# Task requirements:
Work out how many lines include "Root" and answer with that number only.

# Supplied data:

▼

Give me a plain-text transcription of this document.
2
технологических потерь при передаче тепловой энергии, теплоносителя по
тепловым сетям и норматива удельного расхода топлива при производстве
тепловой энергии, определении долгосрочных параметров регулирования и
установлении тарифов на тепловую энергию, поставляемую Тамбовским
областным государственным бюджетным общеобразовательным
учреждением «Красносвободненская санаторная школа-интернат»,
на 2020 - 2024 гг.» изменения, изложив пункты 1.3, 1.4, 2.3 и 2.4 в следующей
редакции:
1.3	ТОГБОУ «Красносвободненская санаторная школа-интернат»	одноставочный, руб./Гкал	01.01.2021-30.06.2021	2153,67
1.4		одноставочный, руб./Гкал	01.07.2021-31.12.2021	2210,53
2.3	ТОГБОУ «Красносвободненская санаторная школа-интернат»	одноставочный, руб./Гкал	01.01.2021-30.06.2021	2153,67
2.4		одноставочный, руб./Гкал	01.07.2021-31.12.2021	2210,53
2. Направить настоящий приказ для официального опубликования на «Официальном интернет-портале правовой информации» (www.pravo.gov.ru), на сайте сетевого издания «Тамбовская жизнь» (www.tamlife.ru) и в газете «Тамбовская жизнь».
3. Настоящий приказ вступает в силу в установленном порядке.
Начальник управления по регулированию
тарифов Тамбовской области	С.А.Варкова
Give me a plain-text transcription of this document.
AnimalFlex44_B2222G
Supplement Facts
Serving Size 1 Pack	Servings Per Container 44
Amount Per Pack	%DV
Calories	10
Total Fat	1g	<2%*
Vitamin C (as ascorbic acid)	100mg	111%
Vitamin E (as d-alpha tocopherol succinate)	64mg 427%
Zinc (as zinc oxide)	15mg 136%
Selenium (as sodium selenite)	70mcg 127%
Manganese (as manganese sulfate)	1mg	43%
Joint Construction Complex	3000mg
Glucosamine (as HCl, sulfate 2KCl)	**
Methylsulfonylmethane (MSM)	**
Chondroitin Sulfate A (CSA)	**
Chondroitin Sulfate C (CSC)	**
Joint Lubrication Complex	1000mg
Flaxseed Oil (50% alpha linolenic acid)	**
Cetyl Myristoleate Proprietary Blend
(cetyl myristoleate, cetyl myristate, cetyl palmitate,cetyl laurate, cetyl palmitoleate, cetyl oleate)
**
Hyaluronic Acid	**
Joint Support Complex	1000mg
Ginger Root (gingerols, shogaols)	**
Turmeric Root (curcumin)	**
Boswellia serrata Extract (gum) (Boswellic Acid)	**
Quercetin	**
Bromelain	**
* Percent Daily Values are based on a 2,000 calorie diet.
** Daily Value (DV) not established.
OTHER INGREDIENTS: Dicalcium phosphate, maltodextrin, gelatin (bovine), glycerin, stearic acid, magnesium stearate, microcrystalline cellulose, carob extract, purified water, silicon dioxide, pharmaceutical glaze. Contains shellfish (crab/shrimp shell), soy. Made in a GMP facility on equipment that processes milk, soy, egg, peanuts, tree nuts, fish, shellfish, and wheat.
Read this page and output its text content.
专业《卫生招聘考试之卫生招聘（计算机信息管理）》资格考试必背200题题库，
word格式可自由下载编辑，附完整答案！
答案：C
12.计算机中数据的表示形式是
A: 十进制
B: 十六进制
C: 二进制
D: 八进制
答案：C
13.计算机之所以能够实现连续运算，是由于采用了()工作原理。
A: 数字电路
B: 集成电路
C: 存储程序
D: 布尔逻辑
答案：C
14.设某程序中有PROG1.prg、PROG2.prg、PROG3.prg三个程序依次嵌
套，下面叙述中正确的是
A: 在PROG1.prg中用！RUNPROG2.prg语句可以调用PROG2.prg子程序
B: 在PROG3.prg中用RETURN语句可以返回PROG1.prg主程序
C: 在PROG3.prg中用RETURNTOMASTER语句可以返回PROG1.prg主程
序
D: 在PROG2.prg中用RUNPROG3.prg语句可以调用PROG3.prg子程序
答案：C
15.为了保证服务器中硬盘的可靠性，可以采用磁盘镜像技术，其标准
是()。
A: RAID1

▲
▼

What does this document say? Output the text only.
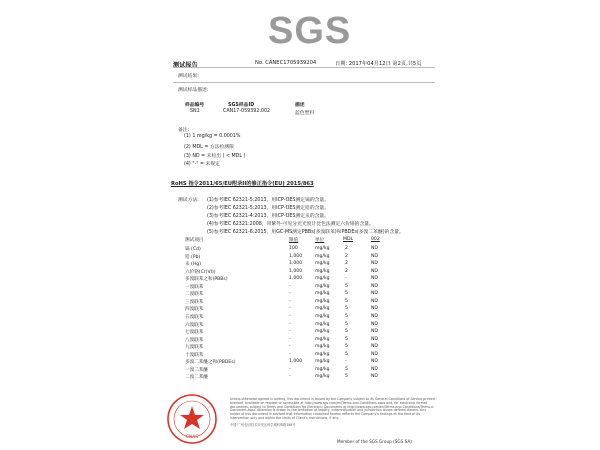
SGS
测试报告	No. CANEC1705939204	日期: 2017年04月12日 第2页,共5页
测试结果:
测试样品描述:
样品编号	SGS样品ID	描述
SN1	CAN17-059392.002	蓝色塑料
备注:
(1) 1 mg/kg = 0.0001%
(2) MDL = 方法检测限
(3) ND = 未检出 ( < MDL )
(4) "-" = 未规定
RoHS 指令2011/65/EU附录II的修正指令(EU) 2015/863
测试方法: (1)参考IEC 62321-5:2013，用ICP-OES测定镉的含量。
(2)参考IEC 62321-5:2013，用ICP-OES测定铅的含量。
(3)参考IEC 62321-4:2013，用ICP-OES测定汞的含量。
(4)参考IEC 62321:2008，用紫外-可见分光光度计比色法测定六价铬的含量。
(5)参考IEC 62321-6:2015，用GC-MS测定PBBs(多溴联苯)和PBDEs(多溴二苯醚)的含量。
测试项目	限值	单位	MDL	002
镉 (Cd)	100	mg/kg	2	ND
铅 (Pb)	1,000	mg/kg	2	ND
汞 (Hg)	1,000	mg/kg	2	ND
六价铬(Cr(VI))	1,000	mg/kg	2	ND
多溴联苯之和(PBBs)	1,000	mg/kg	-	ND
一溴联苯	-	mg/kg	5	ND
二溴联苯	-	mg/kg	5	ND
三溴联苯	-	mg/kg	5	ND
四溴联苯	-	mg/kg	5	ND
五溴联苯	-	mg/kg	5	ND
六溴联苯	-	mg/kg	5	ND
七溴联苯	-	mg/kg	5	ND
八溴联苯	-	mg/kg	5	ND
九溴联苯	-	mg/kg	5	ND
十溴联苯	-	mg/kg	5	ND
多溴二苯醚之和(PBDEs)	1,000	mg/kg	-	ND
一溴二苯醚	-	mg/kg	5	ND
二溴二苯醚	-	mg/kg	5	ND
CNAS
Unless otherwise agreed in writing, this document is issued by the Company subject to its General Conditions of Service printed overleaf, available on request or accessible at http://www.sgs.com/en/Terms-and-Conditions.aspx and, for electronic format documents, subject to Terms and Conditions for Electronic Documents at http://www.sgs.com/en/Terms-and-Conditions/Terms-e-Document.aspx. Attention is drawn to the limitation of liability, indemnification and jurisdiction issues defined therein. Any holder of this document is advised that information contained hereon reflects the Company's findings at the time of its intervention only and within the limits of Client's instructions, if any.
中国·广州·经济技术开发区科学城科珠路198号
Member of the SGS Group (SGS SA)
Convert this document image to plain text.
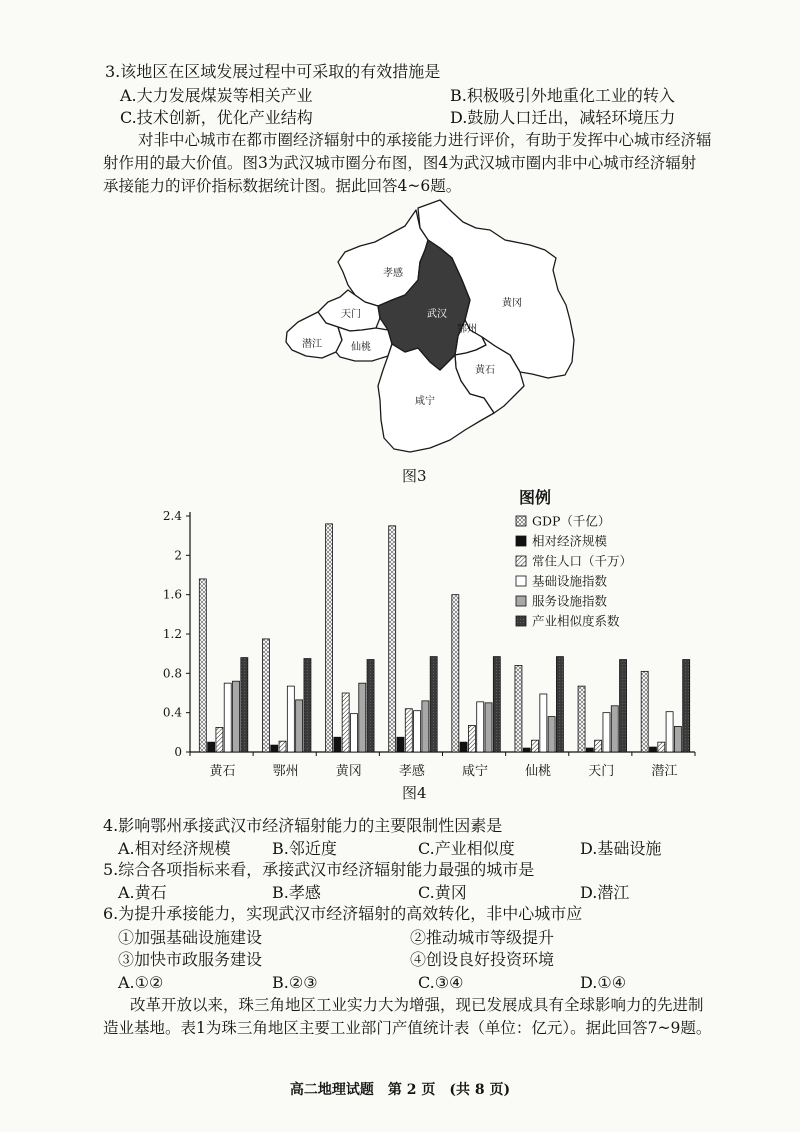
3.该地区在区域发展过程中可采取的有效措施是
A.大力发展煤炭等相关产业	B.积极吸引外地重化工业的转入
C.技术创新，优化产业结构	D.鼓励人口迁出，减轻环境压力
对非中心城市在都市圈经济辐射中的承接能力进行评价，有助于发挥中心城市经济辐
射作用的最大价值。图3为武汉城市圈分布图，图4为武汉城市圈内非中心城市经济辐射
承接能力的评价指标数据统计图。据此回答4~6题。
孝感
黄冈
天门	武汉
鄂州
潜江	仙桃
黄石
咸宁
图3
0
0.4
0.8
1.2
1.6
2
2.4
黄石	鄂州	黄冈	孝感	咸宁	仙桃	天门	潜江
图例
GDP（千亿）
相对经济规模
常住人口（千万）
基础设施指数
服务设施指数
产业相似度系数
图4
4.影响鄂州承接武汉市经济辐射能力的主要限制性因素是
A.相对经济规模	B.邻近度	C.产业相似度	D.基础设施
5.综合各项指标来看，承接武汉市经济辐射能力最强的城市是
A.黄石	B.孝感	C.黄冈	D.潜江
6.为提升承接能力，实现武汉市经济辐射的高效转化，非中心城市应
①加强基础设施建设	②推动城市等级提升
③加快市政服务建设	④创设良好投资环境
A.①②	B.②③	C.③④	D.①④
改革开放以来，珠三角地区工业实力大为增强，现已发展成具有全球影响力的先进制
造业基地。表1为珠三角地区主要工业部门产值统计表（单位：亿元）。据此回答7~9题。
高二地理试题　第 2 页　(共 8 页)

▲

# Response to this exercise:
2